# Given instruction
Below is a listing; copy all of it exactly.

# Dataset excerpts
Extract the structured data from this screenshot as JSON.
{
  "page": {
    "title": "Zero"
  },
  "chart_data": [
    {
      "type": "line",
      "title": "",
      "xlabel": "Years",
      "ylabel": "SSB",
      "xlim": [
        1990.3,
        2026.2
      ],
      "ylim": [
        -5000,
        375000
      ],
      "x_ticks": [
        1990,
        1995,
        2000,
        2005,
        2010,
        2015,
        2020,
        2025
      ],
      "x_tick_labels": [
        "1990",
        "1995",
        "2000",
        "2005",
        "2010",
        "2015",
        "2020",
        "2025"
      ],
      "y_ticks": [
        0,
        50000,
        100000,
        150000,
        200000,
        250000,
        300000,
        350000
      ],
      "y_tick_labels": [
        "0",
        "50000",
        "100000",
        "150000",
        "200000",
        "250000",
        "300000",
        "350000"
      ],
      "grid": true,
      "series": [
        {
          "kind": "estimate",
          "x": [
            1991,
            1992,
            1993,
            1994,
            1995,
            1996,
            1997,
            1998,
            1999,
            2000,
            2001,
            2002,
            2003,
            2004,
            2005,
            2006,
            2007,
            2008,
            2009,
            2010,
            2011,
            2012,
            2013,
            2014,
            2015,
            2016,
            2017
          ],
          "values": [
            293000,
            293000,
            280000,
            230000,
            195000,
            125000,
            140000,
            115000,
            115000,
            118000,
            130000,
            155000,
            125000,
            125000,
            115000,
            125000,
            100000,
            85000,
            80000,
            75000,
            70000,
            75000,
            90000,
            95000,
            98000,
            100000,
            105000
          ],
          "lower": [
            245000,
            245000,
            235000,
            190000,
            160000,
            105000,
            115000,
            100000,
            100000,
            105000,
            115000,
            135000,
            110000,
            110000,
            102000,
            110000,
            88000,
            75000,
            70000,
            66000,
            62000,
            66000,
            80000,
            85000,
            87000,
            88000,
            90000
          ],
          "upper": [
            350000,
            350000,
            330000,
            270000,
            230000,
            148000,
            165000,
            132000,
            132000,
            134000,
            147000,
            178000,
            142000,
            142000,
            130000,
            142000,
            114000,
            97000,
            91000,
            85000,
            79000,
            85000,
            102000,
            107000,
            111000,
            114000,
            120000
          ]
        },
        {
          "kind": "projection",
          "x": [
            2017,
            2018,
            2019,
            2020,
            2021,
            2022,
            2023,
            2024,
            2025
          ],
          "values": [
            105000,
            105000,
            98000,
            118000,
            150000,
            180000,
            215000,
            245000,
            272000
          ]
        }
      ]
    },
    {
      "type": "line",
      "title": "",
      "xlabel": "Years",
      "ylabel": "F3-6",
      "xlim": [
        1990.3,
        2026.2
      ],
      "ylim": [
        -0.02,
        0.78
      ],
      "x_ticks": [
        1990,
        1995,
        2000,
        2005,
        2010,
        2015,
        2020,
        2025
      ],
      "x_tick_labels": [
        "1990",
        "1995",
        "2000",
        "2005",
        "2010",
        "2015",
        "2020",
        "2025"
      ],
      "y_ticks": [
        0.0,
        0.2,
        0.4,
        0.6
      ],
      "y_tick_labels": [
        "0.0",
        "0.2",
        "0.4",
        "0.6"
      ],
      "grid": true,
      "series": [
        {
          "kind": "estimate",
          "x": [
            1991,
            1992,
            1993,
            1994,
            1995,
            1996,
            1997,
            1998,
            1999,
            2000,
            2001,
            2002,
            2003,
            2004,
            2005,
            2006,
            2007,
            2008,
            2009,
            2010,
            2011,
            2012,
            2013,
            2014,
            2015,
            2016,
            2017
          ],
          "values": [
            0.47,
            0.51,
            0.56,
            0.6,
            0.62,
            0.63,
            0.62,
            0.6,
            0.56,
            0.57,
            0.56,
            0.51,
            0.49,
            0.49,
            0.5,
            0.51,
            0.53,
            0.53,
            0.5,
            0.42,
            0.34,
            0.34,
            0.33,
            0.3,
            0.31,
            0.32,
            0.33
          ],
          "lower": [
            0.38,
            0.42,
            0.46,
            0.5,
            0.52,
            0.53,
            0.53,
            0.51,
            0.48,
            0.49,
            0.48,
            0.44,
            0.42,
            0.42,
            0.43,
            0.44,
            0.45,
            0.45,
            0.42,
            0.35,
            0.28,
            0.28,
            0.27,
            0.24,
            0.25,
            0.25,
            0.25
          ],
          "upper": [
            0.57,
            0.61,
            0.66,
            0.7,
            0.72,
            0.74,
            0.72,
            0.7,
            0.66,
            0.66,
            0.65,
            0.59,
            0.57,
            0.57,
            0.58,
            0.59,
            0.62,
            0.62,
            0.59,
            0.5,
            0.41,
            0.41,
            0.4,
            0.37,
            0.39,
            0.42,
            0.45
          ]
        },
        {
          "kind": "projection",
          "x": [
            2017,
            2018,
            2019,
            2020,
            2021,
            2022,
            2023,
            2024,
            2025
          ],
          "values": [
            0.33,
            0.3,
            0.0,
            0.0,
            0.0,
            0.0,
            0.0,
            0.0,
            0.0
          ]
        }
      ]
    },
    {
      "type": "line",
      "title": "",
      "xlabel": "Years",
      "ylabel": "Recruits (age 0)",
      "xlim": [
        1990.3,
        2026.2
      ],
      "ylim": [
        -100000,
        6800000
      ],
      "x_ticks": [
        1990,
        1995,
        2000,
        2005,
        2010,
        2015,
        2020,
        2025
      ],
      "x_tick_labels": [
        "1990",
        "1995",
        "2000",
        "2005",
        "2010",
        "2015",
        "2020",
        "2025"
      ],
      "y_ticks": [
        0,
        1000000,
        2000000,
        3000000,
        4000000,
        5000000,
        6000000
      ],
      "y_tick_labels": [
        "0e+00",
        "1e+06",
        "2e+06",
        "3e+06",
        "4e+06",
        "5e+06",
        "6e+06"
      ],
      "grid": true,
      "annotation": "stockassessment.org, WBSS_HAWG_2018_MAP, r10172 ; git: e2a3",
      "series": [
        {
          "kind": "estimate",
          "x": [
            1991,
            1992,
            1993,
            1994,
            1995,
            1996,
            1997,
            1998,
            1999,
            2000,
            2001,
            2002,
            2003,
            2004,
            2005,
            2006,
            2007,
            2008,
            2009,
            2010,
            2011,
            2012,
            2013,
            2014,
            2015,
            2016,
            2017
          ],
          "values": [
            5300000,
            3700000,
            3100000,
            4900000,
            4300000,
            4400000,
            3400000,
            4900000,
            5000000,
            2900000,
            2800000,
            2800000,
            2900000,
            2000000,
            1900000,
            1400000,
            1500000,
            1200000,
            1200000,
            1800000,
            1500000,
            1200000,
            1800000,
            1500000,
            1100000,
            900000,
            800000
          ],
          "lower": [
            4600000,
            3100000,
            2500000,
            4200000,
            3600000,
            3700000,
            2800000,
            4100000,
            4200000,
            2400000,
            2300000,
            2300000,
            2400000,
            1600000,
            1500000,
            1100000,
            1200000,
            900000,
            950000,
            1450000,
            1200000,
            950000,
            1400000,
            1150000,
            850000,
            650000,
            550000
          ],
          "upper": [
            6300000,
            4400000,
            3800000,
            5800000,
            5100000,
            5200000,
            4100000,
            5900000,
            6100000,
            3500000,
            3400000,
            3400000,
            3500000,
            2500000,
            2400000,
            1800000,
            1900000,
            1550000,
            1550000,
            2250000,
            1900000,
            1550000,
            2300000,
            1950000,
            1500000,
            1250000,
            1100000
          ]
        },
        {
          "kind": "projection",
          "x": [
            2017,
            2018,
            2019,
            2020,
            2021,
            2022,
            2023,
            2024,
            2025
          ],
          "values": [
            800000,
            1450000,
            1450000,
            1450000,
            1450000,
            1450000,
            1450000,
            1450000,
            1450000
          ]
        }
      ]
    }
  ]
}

# Completed exercise
Extract the structured data from this screenshot as JSON.
{
  "page": {
    "title": "Zero"
  },
  "chart_data": [
    {
      "type": "line",
      "title": "",
      "xlabel": "Years",
      "ylabel": "SSB",
      "xlim": [
        1990.3,
        2026.2
      ],
      "ylim": [
        -5000,
        375000
      ],
      "x_ticks": [
        1990,
        1995,
        2000,
        2005,
        2010,
        2015,
        2020,
        2025
      ],
      "x_tick_labels": [
        "1990",
        "1995",
        "2000",
        "2005",
        "2010",
        "2015",
        "2020",
        "2025"
      ],
      "y_ticks": [
        0,
        50000,
        100000,
        150000,
        200000,
        250000,
        300000,
        350000
      ],
      "y_tick_labels": [
        "0",
        "50000",
        "100000",
        "150000",
        "200000",
        "250000",
        "300000",
        "350000"
      ],
      "grid": true,
      "series": [
        {
          "kind": "estimate",
          "x": [
            1991,
            1992,
            1993,
            1994,
            1995,
            1996,
            1997,
            1998,
            1999,
            2000,
            2001,
            2002,
            2003,
            2004,
            2005,
            2006,
            2007,
            2008,
            2009,
            2010,
            2011,
            2012,
            2013,
            2014,
            2015,
            2016,
            2017
          ],
          "values": [
            293000,
            293000,
            280000,
            230000,
            195000,
            125000,
            140000,
            115000,
            115000,
            118000,
            130000,
            155000,
            125000,
            125000,
            115000,
            125000,
            100000,
            85000,
            80000,
            75000,
            70000,
            75000,
            90000,
            95000,
            98000,
            100000,
            105000
          ],
          "lower": [
            245000,
            245000,
            235000,
            190000,
            160000,
            105000,
            115000,
            100000,
            100000,
            105000,
            115000,
            135000,
            110000,
            110000,
            102000,
            110000,
            88000,
            75000,
            70000,
            66000,
            62000,
            66000,
            80000,
            85000,
            87000,
            88000,
            90000
          ],
          "upper": [
            350000,
            350000,
            330000,
            270000,
            230000,
            148000,
            165000,
            132000,
            132000,
            134000,
            147000,
            178000,
            142000,
            142000,
            130000,
            142000,
            114000,
            97000,
            91000,
            85000,
            79000,
            85000,
            102000,
            107000,
            111000,
            114000,
            120000
          ]
        },
        {
          "kind": "projection",
          "x": [
            2017,
            2018,
            2019,
            2020,
            2021,
            2022,
            2023,
            2024,
            2025
          ],
          "values": [
            105000,
            105000,
            98000,
            118000,
            150000,
            180000,
            215000,
            245000,
            272000
          ]
        }
      ]
    },
    {
      "type": "line",
      "title": "",
      "xlabel": "Years",
      "ylabel": "F3-6",
      "xlim": [
        1990.3,
        2026.2
      ],
      "ylim": [
        -0.02,
        0.78
      ],
      "x_ticks": [
        1990,
        1995,
        2000,
        2005,
        2010,
        2015,
        2020,
        2025
      ],
      "x_tick_labels": [
        "1990",
        "1995",
        "2000",
        "2005",
        "2010",
        "2015",
        "2020",
        "2025"
      ],
      "y_ticks": [
        0.0,
        0.2,
        0.4,
        0.6
      ],
      "y_tick_labels": [
        "0.0",
        "0.2",
        "0.4",
        "0.6"
      ],
      "grid": true,
      "series": [
        {
          "kind": "estimate",
          "x": [
            1991,
            1992,
            1993,
            1994,
            1995,
            1996,
            1997,
            1998,
            1999,
            2000,
            2001,
            2002,
            2003,
            2004,
            2005,
            2006,
            2007,
            2008,
            2009,
            2010,
            2011,
            2012,
            2013,
            2014,
            2015,
            2016,
            2017
          ],
          "values": [
            0.47,
            0.51,
            0.56,
            0.6,
            0.62,
            0.63,
            0.62,
            0.6,
            0.56,
            0.57,
            0.56,
            0.51,
            0.49,
            0.49,
            0.5,
            0.51,
            0.53,
            0.53,
            0.5,
            0.42,
            0.34,
            0.34,
            0.33,
            0.3,
            0.31,
            0.32,
            0.33
          ],
          "lower": [
            0.38,
            0.42,
            0.46,
            0.5,
            0.52,
            0.53,
            0.53,
            0.51,
            0.48,
            0.49,
            0.48,
            0.44,
            0.42,
            0.42,
            0.43,
            0.44,
            0.45,
            0.45,
            0.42,
            0.35,
            0.28,
            0.28,
            0.27,
            0.24,
            0.25,
            0.25,
            0.25
          ],
          "upper": [
            0.57,
            0.61,
            0.66,
            0.7,
            0.72,
            0.74,
            0.72,
            0.7,
            0.66,
            0.66,
            0.65,
            0.59,
            0.57,
            0.57,
            0.58,
            0.59,
            0.62,
            0.62,
            0.59,
            0.5,
            0.41,
            0.41,
            0.4,
            0.37,
            0.39,
            0.42,
            0.45
          ]
        },
        {
          "kind": "projection",
          "x": [
            2017,
            2018,
            2019,
            2020,
            2021,
            2022,
            2023,
            2024,
            2025
          ],
          "values": [
            0.33,
            0.3,
            0.0,
            0.0,
            0.0,
            0.0,
            0.0,
            0.0,
            0.0
          ]
        }
      ]
    },
    {
      "type": "line",
      "title": "",
      "xlabel": "Years",
      "ylabel": "Recruits (age 0)",
      "xlim": [
        1990.3,
        2026.2
      ],
      "ylim": [
        -100000,
        6800000
      ],
      "x_ticks": [
        1990,
        1995,
        2000,
        2005,
        2010,
        2015,
        2020,
        2025
      ],
      "x_tick_labels": [
        "1990",
        "1995",
        "2000",
        "2005",
        "2010",
        "2015",
        "2020",
        "2025"
      ],
      "y_ticks": [
        0,
        1000000,
        2000000,
        3000000,
        4000000,
        5000000,
        6000000
      ],
      "y_tick_labels": [
        "0e+00",
        "1e+06",
        "2e+06",
        "3e+06",
        "4e+06",
        "5e+06",
        "6e+06"
      ],
      "grid": true,
      "annotation": "stockassessment.org, WBSS_HAWG_2018_MAP, r10172 ; git: e2a3",
      "series": [
        {
          "kind": "estimate",
          "x": [
            1991,
            1992,
            1993,
            1994,
            1995,
            1996,
            1997,
            1998,
            1999,
            2000,
            2001,
            2002,
            2003,
            2004,
            2005,
            2006,
            2007,
            2008,
            2009,
            2010,
            2011,
            2012,
            2013,
            2014,
            2015,
            2016,
            2017
          ],
          "values": [
            5300000,
            3700000,
            3100000,
            4900000,
            4300000,
            4400000,
            3400000,
            4900000,
            5000000,
            2900000,
            2800000,
            2800000,
            2900000,
            2000000,
            1900000,
            1400000,
            1500000,
            1200000,
            1200000,
            1800000,
            1500000,
            1200000,
            1800000,
            1500000,
            1100000,
            900000,
            800000
          ],
          "lower": [
            4600000,
            3100000,
            2500000,
            4200000,
            3600000,
            3700000,
            2800000,
            4100000,
            4200000,
            2400000,
            2300000,
            2300000,
            2400000,
            1600000,
            1500000,
            1100000,
            1200000,
            900000,
            950000,
            1450000,
            1200000,
            950000,
            1400000,
            1150000,
            850000,
            650000,
            550000
          ],
          "upper": [
            6300000,
            4400000,
            3800000,
            5800000,
            5100000,
            5200000,
            4100000,
            5900000,
            6100000,
            3500000,
            3400000,
            3400000,
            3500000,
            2500000,
            2400000,
            1800000,
            1900000,
            1550000,
            1550000,
            2250000,
            1900000,
            1550000,
            2300000,
            1950000,
            1500000,
            1250000,
            1100000
          ]
        },
        {
          "kind": "projection",
          "x": [
            2017,
            2018,
            2019,
            2020,
            2021,
            2022,
            2023,
            2024,
            2025
          ],
          "values": [
            800000,
            1450000,
            1450000,
            1450000,
            1450000,
            1450000,
            1450000,
            1450000,
            1450000
          ]
        }
      ]
    }
  ]
}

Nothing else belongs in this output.